══ RECORDS SHOWN ══
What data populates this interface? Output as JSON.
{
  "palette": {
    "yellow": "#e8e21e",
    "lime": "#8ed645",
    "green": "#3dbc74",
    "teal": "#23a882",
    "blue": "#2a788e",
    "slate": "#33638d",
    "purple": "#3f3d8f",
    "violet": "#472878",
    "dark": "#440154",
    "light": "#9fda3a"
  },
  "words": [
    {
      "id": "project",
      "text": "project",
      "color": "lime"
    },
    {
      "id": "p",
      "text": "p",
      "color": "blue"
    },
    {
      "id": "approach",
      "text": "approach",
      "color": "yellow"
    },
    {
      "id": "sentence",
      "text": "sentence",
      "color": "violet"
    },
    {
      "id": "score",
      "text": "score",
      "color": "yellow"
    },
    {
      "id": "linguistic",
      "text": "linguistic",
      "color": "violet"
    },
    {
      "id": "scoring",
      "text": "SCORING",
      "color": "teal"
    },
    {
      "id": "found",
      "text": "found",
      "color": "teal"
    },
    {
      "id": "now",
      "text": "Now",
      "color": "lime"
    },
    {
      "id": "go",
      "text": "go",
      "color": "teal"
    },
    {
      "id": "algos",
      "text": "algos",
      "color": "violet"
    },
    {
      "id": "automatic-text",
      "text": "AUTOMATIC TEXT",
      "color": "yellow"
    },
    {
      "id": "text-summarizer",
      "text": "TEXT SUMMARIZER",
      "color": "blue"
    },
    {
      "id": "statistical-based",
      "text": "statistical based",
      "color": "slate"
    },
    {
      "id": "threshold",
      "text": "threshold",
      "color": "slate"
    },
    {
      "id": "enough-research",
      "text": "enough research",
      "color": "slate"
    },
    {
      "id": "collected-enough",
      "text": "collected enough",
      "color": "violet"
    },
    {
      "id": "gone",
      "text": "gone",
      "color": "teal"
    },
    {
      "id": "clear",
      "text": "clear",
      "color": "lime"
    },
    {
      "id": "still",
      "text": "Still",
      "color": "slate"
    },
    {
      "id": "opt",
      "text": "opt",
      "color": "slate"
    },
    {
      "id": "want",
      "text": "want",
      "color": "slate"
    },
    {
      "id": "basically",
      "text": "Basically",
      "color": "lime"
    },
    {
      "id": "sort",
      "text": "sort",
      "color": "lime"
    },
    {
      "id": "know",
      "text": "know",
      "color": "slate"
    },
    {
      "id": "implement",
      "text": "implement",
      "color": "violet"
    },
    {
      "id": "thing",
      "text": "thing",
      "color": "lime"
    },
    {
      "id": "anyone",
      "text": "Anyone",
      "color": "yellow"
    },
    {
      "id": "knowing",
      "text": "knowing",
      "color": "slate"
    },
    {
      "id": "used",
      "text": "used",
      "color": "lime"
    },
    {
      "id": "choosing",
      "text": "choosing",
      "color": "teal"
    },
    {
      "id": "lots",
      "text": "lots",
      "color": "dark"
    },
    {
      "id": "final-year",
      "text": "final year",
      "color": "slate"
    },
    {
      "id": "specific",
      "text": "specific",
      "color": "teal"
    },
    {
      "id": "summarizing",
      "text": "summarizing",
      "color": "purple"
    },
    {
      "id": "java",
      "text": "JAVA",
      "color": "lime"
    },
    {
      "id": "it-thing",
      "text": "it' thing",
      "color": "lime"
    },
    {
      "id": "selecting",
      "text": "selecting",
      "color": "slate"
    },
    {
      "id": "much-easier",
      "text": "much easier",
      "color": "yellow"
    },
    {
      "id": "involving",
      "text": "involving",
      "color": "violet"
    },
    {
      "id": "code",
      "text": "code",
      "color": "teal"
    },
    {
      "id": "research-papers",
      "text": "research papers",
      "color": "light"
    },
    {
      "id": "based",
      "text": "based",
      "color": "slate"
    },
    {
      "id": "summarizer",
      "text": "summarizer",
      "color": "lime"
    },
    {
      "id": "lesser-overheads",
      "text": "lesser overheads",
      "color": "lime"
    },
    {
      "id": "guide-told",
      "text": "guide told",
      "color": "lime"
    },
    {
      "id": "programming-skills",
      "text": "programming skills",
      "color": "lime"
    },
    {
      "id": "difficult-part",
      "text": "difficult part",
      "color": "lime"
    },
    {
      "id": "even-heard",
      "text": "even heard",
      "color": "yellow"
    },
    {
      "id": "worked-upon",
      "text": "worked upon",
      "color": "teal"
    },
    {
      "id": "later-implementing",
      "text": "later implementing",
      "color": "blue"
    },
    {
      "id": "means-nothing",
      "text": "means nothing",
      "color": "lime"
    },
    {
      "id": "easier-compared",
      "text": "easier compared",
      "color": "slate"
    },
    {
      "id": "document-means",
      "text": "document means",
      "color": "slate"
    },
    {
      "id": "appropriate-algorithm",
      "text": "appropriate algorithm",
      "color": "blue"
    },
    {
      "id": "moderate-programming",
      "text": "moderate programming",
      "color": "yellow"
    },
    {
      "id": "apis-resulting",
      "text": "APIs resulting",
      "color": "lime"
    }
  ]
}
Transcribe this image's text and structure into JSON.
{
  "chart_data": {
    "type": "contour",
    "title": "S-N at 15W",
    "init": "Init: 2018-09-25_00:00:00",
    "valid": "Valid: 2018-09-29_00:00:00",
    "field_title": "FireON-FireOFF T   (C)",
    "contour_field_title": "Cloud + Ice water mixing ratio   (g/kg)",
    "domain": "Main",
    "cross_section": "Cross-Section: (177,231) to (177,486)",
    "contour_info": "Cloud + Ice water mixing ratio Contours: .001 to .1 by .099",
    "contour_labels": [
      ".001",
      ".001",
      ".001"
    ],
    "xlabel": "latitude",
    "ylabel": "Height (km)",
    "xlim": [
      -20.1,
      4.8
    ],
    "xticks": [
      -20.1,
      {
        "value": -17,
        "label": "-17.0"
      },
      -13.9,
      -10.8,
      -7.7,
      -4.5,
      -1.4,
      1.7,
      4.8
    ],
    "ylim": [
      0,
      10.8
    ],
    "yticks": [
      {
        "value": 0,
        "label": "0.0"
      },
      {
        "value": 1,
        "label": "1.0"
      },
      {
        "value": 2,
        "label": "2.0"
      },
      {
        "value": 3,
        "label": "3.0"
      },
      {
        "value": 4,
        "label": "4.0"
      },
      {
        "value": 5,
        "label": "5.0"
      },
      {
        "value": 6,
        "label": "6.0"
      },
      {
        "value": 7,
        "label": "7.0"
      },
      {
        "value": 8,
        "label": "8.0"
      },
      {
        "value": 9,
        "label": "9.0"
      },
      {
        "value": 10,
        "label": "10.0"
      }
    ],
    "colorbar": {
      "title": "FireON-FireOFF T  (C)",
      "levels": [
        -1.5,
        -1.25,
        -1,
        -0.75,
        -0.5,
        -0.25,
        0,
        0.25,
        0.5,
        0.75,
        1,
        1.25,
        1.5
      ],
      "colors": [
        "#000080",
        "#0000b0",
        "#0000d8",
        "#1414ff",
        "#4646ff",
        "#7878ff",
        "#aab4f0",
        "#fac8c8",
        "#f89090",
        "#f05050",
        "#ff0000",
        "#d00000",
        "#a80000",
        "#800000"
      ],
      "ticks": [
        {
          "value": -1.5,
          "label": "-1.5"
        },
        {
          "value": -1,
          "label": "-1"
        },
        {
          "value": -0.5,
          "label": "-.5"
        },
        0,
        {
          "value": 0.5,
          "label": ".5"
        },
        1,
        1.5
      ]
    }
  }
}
═══
TASK INSTRUCTIONS: Your task is to retype all the records above with nothing left out.

FINAL RESULT:
What data populates this interface? Output as JSON.
{
  "palette": {
    "yellow": "#e8e21e",
    "lime": "#8ed645",
    "green": "#3dbc74",
    "teal": "#23a882",
    "blue": "#2a788e",
    "slate": "#33638d",
    "purple": "#3f3d8f",
    "violet": "#472878",
    "dark": "#440154",
    "light": "#9fda3a"
  },
  "words": [
    {
      "id": "project",
      "text": "project",
      "color": "lime"
    },
    {
      "id": "p",
      "text": "p",
      "color": "blue"
    },
    {
      "id": "approach",
      "text": "approach",
      "color": "yellow"
    },
    {
      "id": "sentence",
      "text": "sentence",
      "color": "violet"
    },
    {
      "id": "score",
      "text": "score",
      "color": "yellow"
    },
    {
      "id": "linguistic",
      "text": "linguistic",
      "color": "violet"
    },
    {
      "id": "scoring",
      "text": "SCORING",
      "color": "teal"
    },
    {
      "id": "found",
      "text": "found",
      "color": "teal"
    },
    {
      "id": "now",
      "text": "Now",
      "color": "lime"
    },
    {
      "id": "go",
      "text": "go",
      "color": "teal"
    },
    {
      "id": "algos",
      "text": "algos",
      "color": "violet"
    },
    {
      "id": "automatic-text",
      "text": "AUTOMATIC TEXT",
      "color": "yellow"
    },
    {
      "id": "text-summarizer",
      "text": "TEXT SUMMARIZER",
      "color": "blue"
    },
    {
      "id": "statistical-based",
      "text": "statistical based",
      "color": "slate"
    },
    {
      "id": "threshold",
      "text": "threshold",
      "color": "slate"
    },
    {
      "id": "enough-research",
      "text": "enough research",
      "color": "slate"
    },
    {
      "id": "collected-enough",
      "text": "collected enough",
      "color": "violet"
    },
    {
      "id": "gone",
      "text": "gone",
      "color": "teal"
    },
    {
      "id": "clear",
      "text": "clear",
      "color": "lime"
    },
    {
      "id": "still",
      "text": "Still",
      "color": "slate"
    },
    {
      "id": "opt",
      "text": "opt",
      "color": "slate"
    },
    {
      "id": "want",
      "text": "want",
      "color": "slate"
    },
    {
      "id": "basically",
      "text": "Basically",
      "color": "lime"
    },
    {
      "id": "sort",
      "text": "sort",
      "color": "lime"
    },
    {
      "id": "know",
      "text": "know",
      "color": "slate"
    },
    {
      "id": "implement",
      "text": "implement",
      "color": "violet"
    },
    {
      "id": "thing",
      "text": "thing",
      "color": "lime"
    },
    {
      "id": "anyone",
      "text": "Anyone",
      "color": "yellow"
    },
    {
      "id": "knowing",
      "text": "knowing",
      "color": "slate"
    },
    {
      "id": "used",
      "text": "used",
      "color": "lime"
    },
    {
      "id": "choosing",
      "text": "choosing",
      "color": "teal"
    },
    {
      "id": "lots",
      "text": "lots",
      "color": "dark"
    },
    {
      "id": "final-year",
      "text": "final year",
      "color": "slate"
    },
    {
      "id": "specific",
      "text": "specific",
      "color": "teal"
    },
    {
      "id": "summarizing",
      "text": "summarizing",
      "color": "purple"
    },
    {
      "id": "java",
      "text": "JAVA",
      "color": "lime"
    },
    {
      "id": "it-thing",
      "text": "it' thing",
      "color": "lime"
    },
    {
      "id": "selecting",
      "text": "selecting",
      "color": "slate"
    },
    {
      "id": "much-easier",
      "text": "much easier",
      "color": "yellow"
    },
    {
      "id": "involving",
      "text": "involving",
      "color": "violet"
    },
    {
      "id": "code",
      "text": "code",
      "color": "teal"
    },
    {
      "id": "research-papers",
      "text": "research papers",
      "color": "light"
    },
    {
      "id": "based",
      "text": "based",
      "color": "slate"
    },
    {
      "id": "summarizer",
      "text": "summarizer",
      "color": "lime"
    },
    {
      "id": "lesser-overheads",
      "text": "lesser overheads",
      "color": "lime"
    },
    {
      "id": "guide-told",
      "text": "guide told",
      "color": "lime"
    },
    {
      "id": "programming-skills",
      "text": "programming skills",
      "color": "lime"
    },
    {
      "id": "difficult-part",
      "text": "difficult part",
      "color": "lime"
    },
    {
      "id": "even-heard",
      "text": "even heard",
      "color": "yellow"
    },
    {
      "id": "worked-upon",
      "text": "worked upon",
      "color": "teal"
    },
    {
      "id": "later-implementing",
      "text": "later implementing",
      "color": "blue"
    },
    {
      "id": "means-nothing",
      "text": "means nothing",
      "color": "lime"
    },
    {
      "id": "easier-compared",
      "text": "easier compared",
      "color": "slate"
    },
    {
      "id": "document-means",
      "text": "document means",
      "color": "slate"
    },
    {
      "id": "appropriate-algorithm",
      "text": "appropriate algorithm",
      "color": "blue"
    },
    {
      "id": "moderate-programming",
      "text": "moderate programming",
      "color": "yellow"
    },
    {
      "id": "apis-resulting",
      "text": "APIs resulting",
      "color": "lime"
    }
  ]
}
Transcribe this image's text and structure into JSON.
{
  "chart_data": {
    "type": "contour",
    "title": "S-N at 15W",
    "init": "Init: 2018-09-25_00:00:00",
    "valid": "Valid: 2018-09-29_00:00:00",
    "field_title": "FireON-FireOFF T   (C)",
    "contour_field_title": "Cloud + Ice water mixing ratio   (g/kg)",
    "domain": "Main",
    "cross_section": "Cross-Section: (177,231) to (177,486)",
    "contour_info": "Cloud + Ice water mixing ratio Contours: .001 to .1 by .099",
    "contour_labels": [
      ".001",
      ".001",
      ".001"
    ],
    "xlabel": "latitude",
    "ylabel": "Height (km)",
    "xlim": [
      -20.1,
      4.8
    ],
    "xticks": [
      -20.1,
      {
        "value": -17,
        "label": "-17.0"
      },
      -13.9,
      -10.8,
      -7.7,
      -4.5,
      -1.4,
      1.7,
      4.8
    ],
    "ylim": [
      0,
      10.8
    ],
    "yticks": [
      {
        "value": 0,
        "label": "0.0"
      },
      {
        "value": 1,
        "label": "1.0"
      },
      {
        "value": 2,
        "label": "2.0"
      },
      {
        "value": 3,
        "label": "3.0"
      },
      {
        "value": 4,
        "label": "4.0"
      },
      {
        "value": 5,
        "label": "5.0"
      },
      {
        "value": 6,
        "label": "6.0"
      },
      {
        "value": 7,
        "label": "7.0"
      },
      {
        "value": 8,
        "label": "8.0"
      },
      {
        "value": 9,
        "label": "9.0"
      },
      {
        "value": 10,
        "label": "10.0"
      }
    ],
    "colorbar": {
      "title": "FireON-FireOFF T  (C)",
      "levels": [
        -1.5,
        -1.25,
        -1,
        -0.75,
        -0.5,
        -0.25,
        0,
        0.25,
        0.5,
        0.75,
        1,
        1.25,
        1.5
      ],
      "colors": [
        "#000080",
        "#0000b0",
        "#0000d8",
        "#1414ff",
        "#4646ff",
        "#7878ff",
        "#aab4f0",
        "#fac8c8",
        "#f89090",
        "#f05050",
        "#ff0000",
        "#d00000",
        "#a80000",
        "#800000"
      ],
      "ticks": [
        {
          "value": -1.5,
          "label": "-1.5"
        },
        {
          "value": -1,
          "label": "-1"
        },
        {
          "value": -0.5,
          "label": "-.5"
        },
        0,
        {
          "value": 0.5,
          "label": ".5"
        },
        1,
        1.5
      ]
    }
  }
}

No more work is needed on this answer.